SHORT EXERCISE: Look over the lines below. Report each one that includes the string "this".

THE INPUT:
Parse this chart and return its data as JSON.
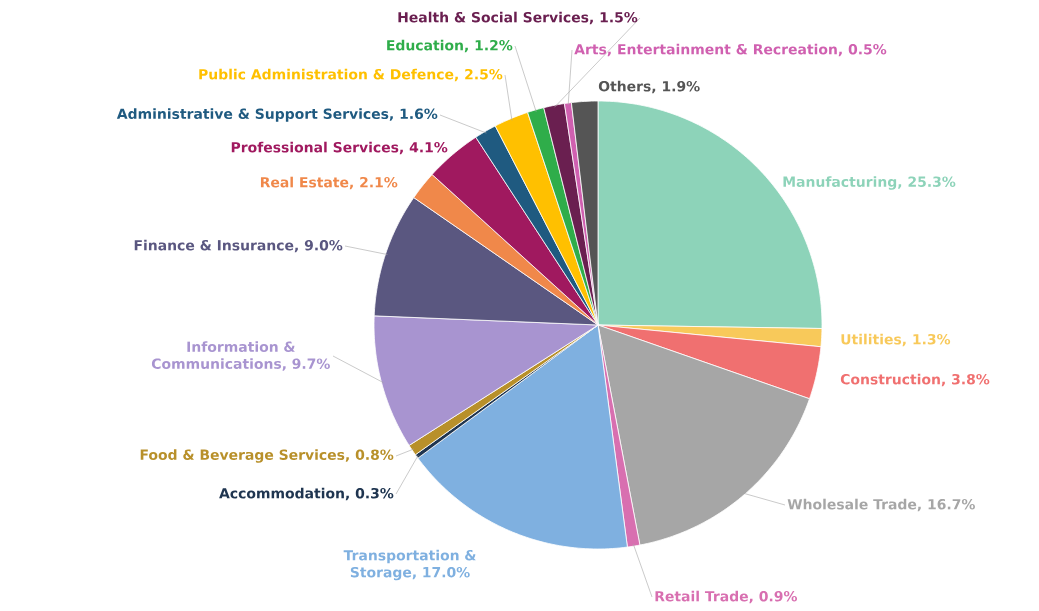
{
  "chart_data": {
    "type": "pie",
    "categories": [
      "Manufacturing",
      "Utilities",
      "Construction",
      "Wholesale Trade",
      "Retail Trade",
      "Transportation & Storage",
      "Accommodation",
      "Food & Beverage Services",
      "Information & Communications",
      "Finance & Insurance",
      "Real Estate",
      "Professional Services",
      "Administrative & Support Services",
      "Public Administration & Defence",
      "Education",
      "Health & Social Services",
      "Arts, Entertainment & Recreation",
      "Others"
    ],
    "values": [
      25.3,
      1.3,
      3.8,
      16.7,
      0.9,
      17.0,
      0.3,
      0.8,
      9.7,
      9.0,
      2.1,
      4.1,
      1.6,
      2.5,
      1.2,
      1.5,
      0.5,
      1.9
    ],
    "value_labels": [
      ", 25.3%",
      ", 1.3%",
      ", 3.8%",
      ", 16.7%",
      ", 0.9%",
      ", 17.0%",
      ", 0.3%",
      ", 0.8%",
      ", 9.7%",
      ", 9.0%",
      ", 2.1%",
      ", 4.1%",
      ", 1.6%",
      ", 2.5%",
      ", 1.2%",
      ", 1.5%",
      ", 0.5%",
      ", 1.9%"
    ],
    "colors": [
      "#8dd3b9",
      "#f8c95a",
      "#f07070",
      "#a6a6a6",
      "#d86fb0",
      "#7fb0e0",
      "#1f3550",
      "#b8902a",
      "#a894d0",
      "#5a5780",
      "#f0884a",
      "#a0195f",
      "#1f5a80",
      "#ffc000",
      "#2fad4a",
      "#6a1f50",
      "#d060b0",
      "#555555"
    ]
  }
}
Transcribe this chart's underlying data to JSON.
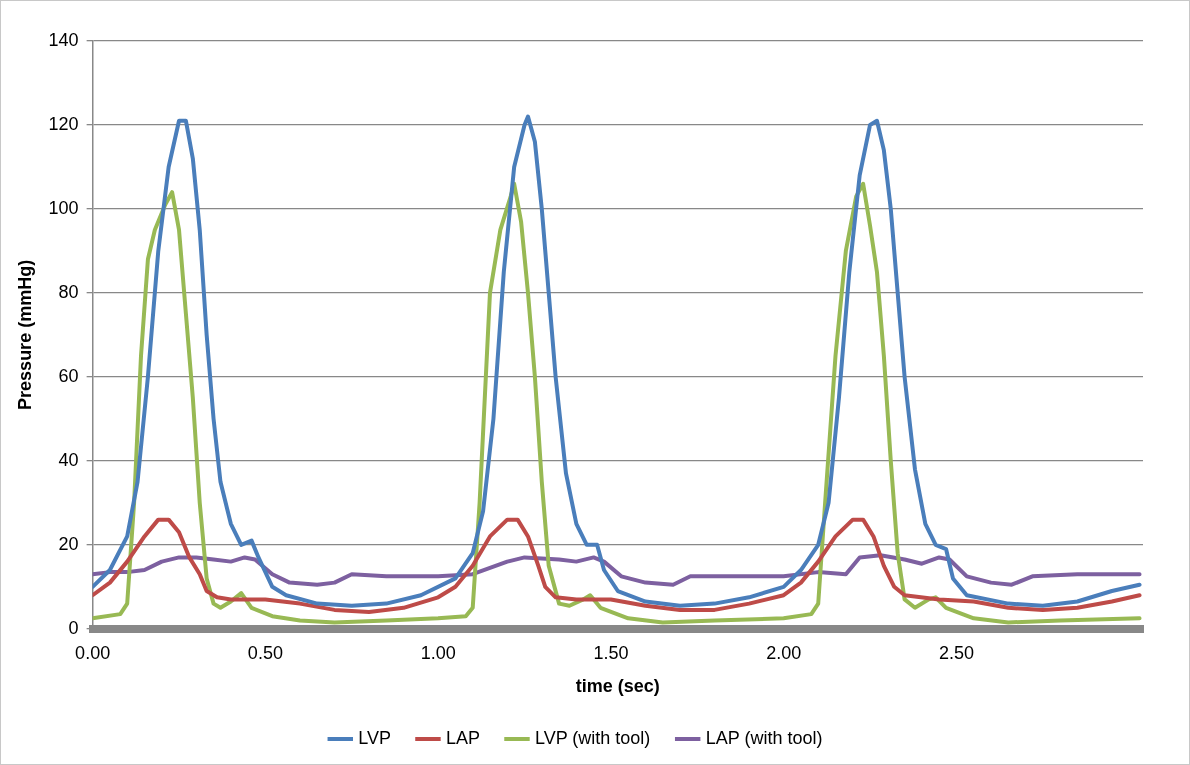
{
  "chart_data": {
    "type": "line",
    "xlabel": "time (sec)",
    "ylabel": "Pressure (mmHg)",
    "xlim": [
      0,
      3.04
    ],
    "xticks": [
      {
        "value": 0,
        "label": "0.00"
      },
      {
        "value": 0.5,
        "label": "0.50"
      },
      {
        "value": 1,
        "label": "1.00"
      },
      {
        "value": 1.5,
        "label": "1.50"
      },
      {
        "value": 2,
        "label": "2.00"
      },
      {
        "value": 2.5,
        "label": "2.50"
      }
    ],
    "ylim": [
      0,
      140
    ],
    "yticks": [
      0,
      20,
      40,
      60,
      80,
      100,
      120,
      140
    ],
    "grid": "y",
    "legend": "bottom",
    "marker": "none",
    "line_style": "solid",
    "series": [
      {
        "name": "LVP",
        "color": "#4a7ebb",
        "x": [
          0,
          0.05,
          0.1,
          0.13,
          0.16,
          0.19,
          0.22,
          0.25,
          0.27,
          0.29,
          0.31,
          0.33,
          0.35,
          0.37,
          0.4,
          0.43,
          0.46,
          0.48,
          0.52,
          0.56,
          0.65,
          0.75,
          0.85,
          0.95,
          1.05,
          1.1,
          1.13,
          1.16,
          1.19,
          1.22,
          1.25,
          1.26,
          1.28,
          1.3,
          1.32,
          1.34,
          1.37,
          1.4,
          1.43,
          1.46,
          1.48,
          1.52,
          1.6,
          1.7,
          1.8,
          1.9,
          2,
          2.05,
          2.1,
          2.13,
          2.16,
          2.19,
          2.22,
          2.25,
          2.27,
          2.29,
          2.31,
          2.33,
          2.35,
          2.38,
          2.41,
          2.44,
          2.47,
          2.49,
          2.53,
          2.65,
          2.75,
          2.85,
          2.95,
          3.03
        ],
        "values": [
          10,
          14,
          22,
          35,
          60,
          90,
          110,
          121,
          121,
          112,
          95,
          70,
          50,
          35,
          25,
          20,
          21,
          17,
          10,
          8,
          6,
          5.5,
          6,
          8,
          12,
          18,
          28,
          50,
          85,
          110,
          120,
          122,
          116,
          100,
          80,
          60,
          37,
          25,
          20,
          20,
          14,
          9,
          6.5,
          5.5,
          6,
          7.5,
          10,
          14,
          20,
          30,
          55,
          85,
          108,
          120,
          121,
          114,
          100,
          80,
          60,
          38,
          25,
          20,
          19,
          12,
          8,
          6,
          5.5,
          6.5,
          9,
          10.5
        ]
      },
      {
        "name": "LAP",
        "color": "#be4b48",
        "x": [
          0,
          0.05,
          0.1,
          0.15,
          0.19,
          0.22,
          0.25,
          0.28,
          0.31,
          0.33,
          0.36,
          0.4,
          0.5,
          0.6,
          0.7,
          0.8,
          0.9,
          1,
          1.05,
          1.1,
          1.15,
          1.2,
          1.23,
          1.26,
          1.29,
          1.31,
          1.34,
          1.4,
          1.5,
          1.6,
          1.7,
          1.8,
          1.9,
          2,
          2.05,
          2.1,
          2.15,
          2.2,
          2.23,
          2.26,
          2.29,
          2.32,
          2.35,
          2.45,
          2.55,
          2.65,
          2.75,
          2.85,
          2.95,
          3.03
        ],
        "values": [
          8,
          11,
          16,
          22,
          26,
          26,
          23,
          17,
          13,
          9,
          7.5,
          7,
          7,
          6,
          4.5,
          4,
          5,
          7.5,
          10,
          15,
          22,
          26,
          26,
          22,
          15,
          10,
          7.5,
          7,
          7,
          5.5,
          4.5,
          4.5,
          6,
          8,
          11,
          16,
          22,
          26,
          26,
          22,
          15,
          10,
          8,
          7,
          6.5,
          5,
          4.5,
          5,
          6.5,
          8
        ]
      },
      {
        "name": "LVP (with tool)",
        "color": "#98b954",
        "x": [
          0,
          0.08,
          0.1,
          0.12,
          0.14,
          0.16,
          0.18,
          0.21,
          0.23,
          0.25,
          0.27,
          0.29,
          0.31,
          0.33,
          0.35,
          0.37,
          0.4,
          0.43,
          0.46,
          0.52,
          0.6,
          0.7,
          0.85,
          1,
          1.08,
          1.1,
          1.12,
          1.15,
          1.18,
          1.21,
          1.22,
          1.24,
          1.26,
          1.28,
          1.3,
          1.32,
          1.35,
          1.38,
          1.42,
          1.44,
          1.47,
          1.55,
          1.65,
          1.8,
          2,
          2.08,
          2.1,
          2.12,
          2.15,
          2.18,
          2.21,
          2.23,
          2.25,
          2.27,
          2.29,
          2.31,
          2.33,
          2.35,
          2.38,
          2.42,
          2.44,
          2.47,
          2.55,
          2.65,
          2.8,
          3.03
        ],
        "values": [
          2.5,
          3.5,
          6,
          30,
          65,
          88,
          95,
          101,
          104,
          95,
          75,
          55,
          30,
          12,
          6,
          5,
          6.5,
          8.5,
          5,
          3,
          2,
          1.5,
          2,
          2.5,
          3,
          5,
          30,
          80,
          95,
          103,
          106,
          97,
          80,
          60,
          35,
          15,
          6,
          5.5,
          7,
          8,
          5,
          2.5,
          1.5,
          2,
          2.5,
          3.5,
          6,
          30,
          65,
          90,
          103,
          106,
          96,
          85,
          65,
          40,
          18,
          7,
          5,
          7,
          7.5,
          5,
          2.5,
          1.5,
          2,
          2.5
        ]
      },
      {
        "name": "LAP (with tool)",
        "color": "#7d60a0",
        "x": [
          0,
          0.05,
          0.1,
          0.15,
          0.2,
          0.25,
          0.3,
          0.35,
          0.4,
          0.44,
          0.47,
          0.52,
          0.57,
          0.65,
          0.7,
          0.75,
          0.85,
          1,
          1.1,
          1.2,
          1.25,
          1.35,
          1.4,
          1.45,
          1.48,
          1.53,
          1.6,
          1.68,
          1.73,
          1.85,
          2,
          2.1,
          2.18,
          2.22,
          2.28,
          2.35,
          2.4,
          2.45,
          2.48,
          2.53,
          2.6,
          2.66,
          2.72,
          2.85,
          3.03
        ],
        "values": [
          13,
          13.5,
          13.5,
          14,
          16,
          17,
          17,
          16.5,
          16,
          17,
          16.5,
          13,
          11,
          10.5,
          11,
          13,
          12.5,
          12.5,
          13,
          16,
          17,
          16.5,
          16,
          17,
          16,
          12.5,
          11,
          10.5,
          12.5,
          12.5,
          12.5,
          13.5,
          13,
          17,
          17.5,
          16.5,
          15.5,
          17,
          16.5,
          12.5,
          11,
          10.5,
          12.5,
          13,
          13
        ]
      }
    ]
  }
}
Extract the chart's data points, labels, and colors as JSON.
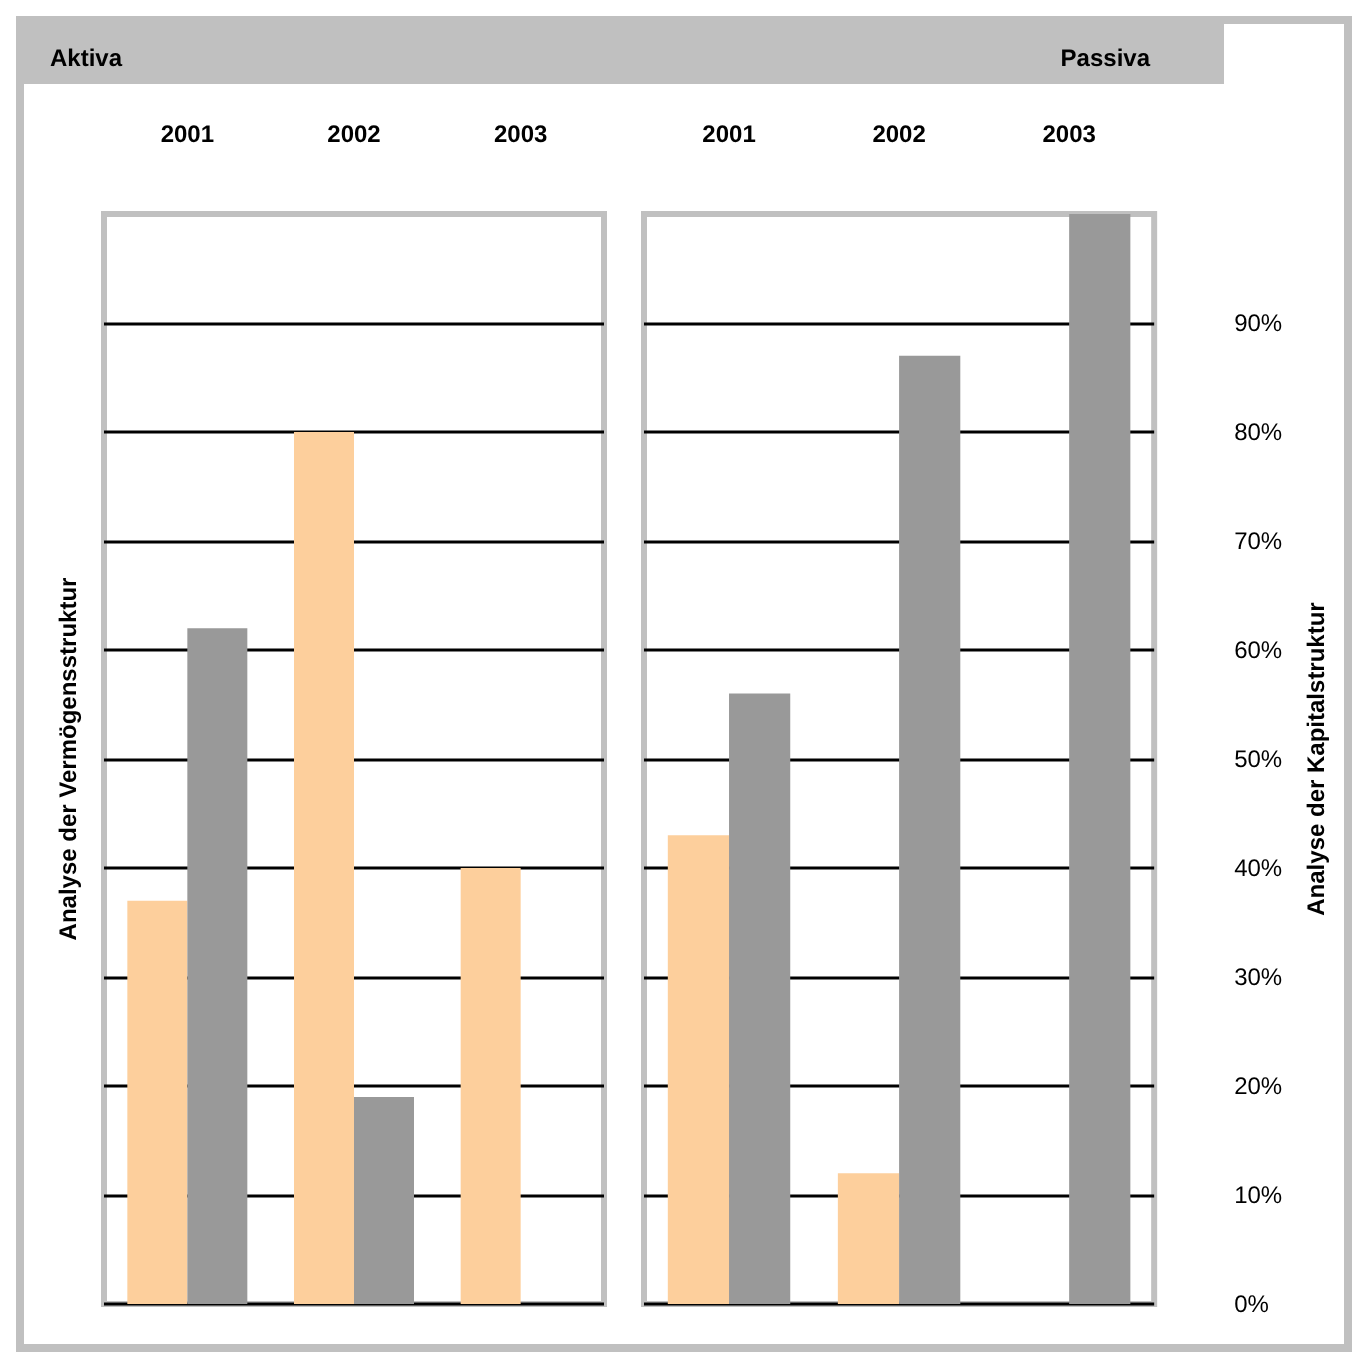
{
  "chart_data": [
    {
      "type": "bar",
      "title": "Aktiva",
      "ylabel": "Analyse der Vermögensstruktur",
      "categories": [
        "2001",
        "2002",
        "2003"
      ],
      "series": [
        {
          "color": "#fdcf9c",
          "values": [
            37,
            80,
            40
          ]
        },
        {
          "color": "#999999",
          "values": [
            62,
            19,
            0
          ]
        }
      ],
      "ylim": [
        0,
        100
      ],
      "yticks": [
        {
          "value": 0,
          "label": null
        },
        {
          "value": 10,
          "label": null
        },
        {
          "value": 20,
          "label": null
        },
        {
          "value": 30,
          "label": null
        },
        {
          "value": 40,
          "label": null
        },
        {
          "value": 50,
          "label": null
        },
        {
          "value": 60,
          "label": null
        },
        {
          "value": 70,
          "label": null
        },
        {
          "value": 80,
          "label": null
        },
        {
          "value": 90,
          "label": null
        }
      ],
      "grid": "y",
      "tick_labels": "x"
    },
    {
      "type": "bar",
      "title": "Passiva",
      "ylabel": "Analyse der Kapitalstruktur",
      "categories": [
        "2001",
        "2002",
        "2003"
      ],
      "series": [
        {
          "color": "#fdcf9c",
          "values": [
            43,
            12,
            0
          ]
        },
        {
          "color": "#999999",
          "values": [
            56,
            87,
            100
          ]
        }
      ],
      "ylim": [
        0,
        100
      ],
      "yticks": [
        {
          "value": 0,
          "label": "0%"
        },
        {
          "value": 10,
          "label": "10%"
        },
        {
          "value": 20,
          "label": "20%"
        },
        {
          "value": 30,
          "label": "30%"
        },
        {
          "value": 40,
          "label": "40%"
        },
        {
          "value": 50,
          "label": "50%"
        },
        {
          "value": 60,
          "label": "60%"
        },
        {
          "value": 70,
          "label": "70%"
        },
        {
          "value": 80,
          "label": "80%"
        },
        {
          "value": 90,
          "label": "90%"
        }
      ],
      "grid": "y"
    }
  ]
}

EXERCISE RESPONSE:
Parse this chart and return its data as JSON.
Transcribe this chart's underlying data to JSON.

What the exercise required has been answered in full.